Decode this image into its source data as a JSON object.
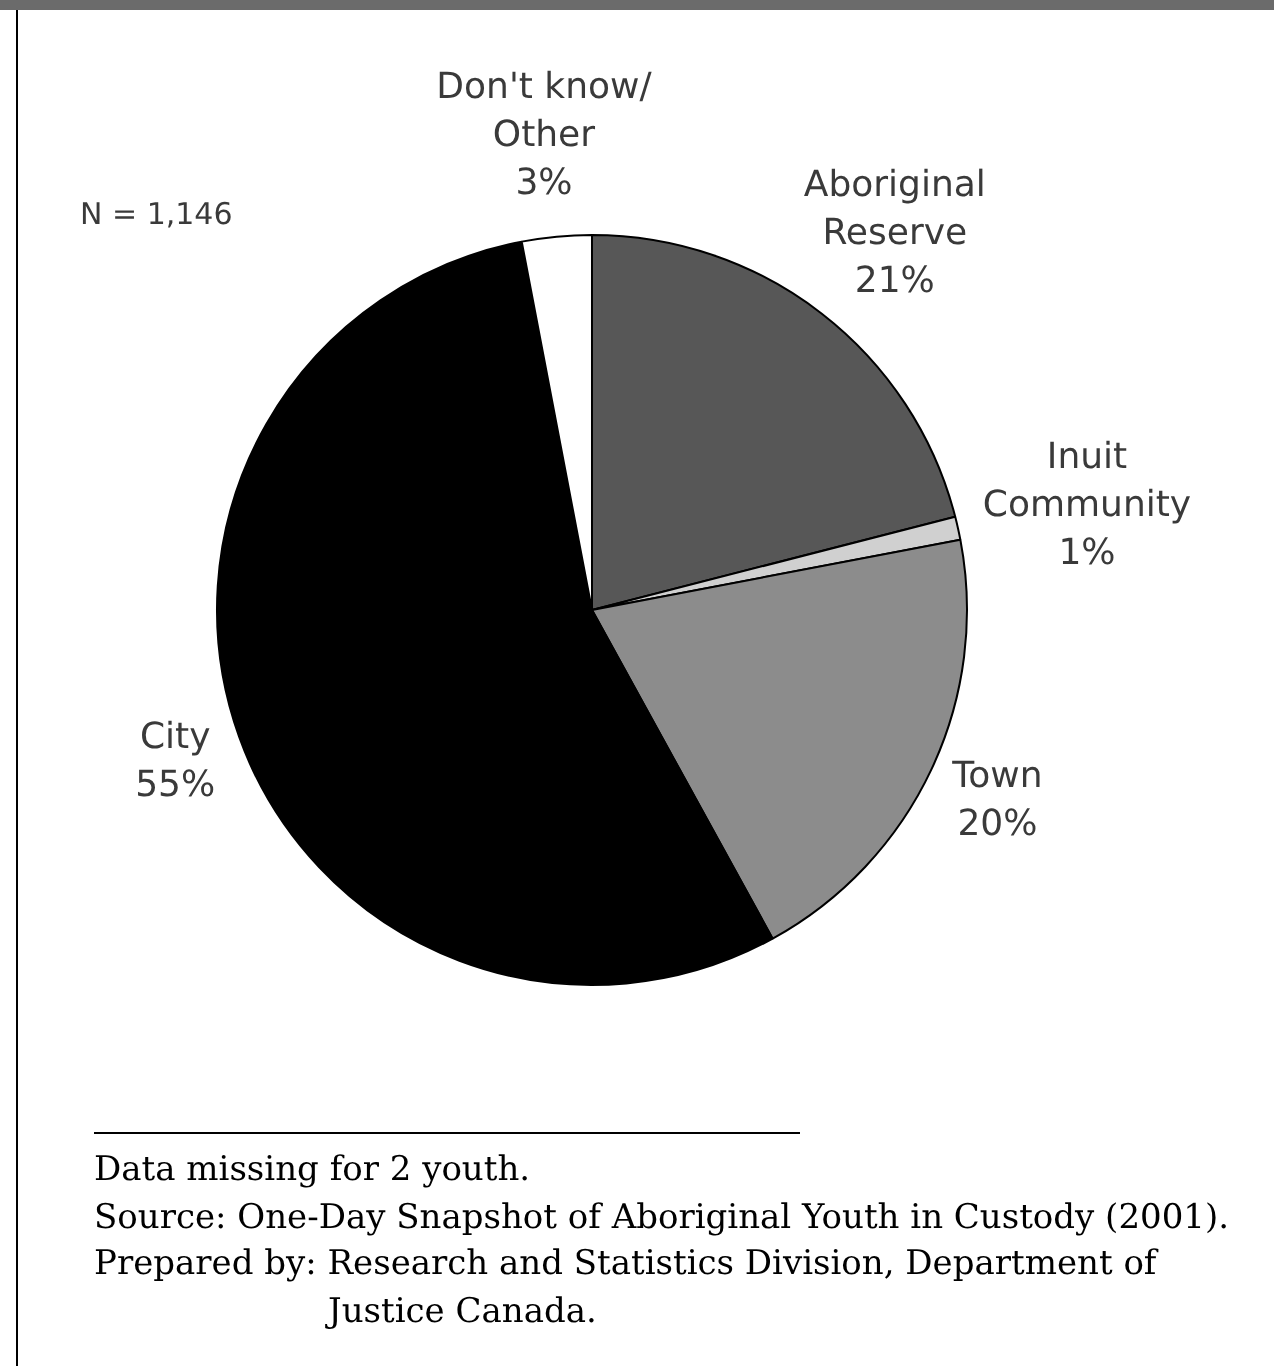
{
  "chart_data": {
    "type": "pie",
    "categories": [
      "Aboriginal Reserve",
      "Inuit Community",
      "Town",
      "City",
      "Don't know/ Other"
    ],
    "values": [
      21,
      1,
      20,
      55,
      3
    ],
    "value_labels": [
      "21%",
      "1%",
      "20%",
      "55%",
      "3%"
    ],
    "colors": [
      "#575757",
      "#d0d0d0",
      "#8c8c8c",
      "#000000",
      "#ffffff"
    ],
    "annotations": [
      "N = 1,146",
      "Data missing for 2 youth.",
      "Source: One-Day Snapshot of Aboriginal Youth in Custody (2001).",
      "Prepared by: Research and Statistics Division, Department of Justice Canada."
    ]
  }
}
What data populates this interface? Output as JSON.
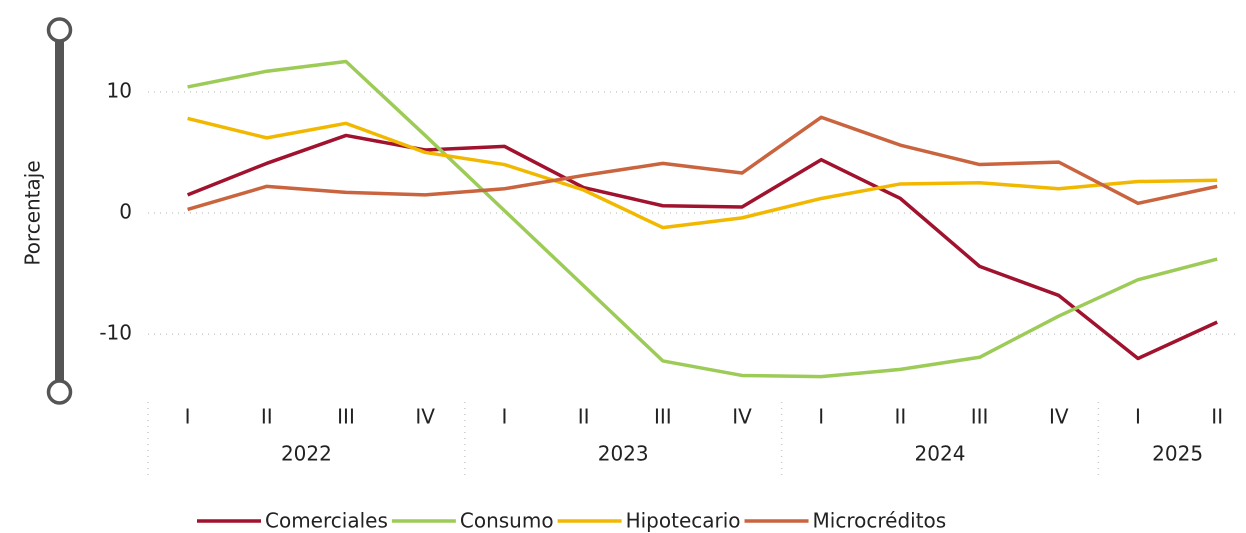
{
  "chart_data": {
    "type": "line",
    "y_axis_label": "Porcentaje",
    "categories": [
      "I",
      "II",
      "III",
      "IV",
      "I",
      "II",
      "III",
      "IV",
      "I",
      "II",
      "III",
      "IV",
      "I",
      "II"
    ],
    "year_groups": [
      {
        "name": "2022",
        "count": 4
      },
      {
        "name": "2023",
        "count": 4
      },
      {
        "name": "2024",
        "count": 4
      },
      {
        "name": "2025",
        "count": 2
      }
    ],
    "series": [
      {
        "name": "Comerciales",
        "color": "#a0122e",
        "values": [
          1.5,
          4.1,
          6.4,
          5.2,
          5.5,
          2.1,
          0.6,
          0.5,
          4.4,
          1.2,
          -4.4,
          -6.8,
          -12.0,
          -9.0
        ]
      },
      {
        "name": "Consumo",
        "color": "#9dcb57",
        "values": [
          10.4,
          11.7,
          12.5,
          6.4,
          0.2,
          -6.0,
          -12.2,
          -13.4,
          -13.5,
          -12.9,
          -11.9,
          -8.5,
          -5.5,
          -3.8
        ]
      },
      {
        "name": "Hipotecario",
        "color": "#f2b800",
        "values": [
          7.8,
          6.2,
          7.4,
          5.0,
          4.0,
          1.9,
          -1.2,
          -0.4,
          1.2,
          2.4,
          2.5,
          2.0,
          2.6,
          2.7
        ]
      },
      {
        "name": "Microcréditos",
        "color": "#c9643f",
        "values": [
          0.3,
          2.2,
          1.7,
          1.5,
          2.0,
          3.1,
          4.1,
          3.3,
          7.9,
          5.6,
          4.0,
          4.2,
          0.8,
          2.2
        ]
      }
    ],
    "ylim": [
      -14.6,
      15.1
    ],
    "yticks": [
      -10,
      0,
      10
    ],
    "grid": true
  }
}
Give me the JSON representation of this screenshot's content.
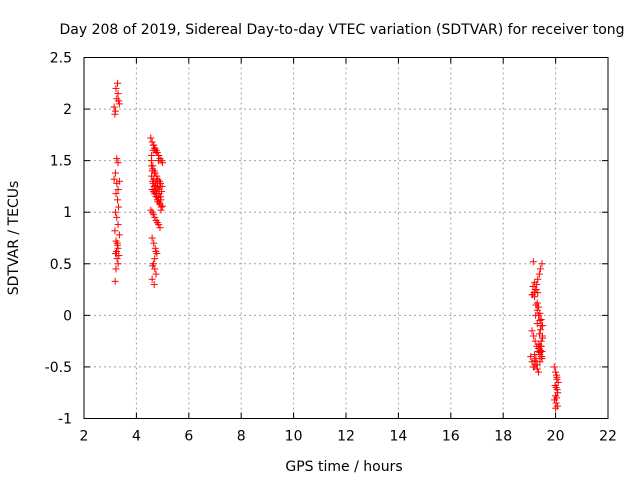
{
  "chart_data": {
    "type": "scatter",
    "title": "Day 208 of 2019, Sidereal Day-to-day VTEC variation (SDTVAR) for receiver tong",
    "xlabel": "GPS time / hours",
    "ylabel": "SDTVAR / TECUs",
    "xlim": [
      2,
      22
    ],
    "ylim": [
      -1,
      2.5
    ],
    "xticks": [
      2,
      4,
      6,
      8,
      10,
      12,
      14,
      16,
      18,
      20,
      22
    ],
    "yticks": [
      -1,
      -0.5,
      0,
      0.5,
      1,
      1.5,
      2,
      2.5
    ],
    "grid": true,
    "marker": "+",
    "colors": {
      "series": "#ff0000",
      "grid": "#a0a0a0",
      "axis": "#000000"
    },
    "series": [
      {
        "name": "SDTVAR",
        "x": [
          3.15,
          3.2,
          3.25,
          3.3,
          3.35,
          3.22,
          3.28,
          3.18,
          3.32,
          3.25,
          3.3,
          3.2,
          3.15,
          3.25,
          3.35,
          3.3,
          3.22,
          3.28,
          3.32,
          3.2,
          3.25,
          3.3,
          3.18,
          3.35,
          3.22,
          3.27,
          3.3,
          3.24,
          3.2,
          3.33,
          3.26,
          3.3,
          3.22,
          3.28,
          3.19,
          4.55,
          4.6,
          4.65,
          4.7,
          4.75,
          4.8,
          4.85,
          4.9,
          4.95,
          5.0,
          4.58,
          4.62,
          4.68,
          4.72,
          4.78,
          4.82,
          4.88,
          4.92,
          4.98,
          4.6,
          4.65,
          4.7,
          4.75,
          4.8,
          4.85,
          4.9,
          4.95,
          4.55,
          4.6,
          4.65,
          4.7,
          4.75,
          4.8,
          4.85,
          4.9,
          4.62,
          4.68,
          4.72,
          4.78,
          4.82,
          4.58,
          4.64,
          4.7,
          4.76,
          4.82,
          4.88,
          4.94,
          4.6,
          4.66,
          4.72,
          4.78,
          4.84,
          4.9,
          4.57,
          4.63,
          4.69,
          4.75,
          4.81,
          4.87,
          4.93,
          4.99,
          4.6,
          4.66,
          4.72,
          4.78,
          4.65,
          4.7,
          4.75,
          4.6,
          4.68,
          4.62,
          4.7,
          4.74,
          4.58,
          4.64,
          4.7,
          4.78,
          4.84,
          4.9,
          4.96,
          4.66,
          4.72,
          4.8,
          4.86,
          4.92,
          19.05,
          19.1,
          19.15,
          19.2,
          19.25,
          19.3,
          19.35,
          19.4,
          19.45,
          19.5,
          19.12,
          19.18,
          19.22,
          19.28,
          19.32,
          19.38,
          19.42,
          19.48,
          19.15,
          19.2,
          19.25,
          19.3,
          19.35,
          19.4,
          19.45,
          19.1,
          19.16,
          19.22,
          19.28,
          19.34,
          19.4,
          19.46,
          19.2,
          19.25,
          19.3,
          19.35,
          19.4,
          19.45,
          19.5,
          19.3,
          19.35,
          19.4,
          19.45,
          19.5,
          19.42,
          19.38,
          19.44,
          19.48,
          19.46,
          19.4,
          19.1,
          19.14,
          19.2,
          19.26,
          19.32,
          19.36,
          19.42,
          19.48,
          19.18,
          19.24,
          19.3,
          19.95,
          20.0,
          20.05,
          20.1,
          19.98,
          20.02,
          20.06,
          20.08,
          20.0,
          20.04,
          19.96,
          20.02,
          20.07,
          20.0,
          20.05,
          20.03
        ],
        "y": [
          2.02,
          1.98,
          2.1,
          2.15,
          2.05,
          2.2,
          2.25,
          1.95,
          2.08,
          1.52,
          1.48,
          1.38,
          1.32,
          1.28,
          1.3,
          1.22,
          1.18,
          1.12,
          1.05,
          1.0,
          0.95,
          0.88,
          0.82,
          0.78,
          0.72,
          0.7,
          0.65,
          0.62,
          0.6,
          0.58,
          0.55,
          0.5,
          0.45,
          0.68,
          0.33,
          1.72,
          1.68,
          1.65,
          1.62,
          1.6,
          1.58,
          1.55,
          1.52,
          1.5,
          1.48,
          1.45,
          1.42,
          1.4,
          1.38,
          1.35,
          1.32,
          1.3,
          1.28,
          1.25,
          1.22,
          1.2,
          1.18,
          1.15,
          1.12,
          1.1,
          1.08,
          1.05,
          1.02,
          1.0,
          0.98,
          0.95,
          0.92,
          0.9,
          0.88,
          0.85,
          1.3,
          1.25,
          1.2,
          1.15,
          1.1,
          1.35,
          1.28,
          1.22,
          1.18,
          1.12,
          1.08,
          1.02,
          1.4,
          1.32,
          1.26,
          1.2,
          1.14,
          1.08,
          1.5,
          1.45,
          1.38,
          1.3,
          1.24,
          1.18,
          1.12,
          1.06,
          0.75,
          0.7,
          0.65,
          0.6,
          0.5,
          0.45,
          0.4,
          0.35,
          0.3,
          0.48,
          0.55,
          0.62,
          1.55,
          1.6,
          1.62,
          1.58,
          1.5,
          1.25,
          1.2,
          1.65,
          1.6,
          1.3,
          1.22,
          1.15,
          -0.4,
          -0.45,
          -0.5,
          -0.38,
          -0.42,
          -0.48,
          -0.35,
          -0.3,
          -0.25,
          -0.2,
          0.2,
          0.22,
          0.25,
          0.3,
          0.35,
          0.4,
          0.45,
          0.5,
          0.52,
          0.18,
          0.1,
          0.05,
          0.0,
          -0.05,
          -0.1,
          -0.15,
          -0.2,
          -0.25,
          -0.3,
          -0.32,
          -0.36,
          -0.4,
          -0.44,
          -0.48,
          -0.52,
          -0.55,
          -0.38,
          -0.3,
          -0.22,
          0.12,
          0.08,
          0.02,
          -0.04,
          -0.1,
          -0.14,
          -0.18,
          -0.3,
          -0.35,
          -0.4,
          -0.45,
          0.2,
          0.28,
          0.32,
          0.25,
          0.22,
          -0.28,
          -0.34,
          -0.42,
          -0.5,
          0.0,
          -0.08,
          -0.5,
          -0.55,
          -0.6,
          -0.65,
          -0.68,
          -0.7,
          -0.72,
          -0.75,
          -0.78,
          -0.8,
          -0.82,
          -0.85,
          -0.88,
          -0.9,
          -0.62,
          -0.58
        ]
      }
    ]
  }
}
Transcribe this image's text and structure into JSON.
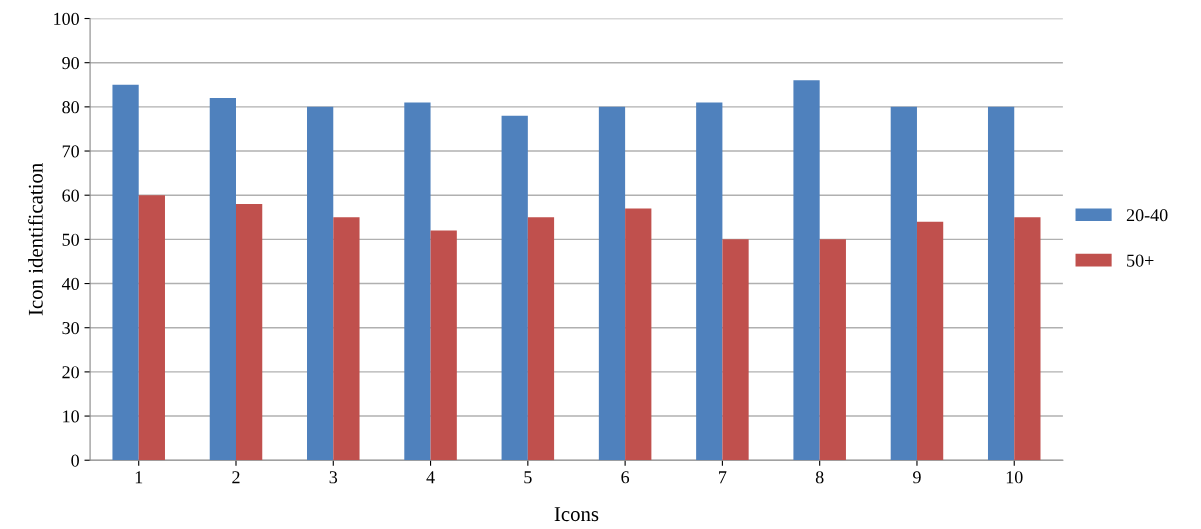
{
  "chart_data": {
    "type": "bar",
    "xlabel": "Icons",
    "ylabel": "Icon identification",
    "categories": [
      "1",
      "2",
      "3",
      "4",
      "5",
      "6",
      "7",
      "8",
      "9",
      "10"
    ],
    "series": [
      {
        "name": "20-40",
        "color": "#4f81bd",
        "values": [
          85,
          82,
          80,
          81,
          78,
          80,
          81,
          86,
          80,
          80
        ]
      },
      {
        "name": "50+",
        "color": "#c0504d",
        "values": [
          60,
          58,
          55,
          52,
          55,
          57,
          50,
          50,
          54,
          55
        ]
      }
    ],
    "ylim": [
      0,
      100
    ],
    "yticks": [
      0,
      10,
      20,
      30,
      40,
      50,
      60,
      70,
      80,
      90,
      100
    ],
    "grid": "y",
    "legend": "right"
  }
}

- - -

▶ What you should do
Select every line in the material above where the string "image" occurs, and copy it.

▶ Correct response
Decode this image into its source data as a JSON object.
Transcribe this image's text and structure into JSON.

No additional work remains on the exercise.